- **Exercise prompt**
Copy each line of the records that holds the string "wiki".

- **Data to process**
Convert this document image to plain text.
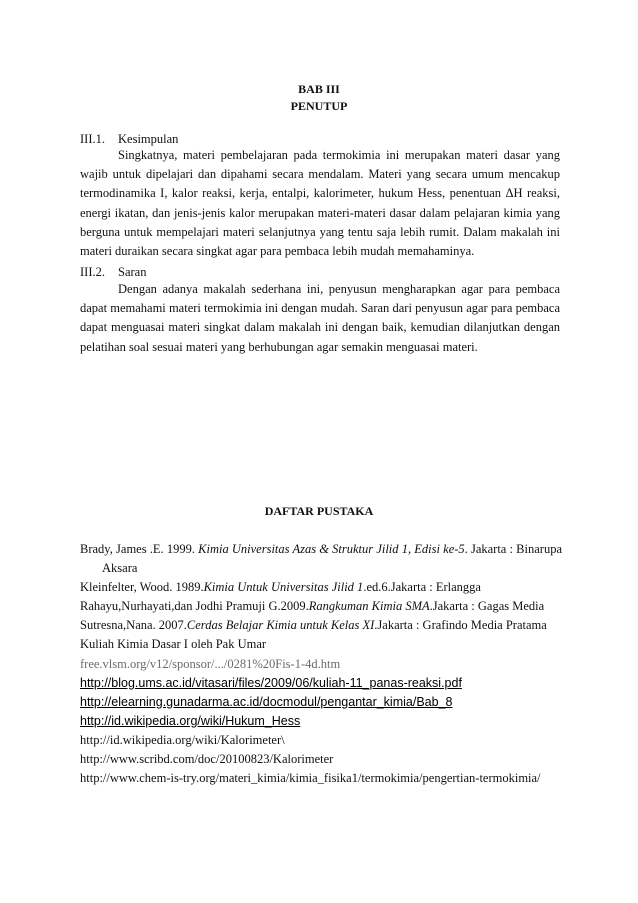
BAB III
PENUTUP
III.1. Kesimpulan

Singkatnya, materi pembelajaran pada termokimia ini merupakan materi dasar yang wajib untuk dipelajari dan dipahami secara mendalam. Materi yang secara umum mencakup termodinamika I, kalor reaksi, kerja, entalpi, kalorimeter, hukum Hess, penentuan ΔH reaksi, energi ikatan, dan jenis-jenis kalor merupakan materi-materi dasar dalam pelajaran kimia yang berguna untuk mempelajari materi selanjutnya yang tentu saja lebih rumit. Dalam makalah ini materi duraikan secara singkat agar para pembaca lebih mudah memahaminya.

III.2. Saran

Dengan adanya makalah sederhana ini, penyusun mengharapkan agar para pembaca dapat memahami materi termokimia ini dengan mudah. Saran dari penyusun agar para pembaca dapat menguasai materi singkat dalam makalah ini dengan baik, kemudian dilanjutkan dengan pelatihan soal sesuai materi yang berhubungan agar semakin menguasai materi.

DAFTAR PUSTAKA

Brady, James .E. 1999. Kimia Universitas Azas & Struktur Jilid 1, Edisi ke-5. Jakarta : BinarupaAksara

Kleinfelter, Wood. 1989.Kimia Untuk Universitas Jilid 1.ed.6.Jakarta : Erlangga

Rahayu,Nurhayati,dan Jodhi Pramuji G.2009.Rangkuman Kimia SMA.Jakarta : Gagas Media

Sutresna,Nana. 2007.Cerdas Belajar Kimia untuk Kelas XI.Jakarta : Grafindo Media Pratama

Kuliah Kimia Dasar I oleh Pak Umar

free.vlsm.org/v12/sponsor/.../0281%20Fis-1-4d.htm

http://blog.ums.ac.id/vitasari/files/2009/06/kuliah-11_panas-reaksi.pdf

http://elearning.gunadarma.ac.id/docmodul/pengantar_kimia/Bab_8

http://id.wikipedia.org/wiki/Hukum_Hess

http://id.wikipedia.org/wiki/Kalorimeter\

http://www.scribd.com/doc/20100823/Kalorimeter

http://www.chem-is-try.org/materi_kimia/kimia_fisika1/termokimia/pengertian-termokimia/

- **Exercise output**
http://id.wikipedia.org/wiki/Hukum_Hess
http://id.wikipedia.org/wiki/Kalorimeter\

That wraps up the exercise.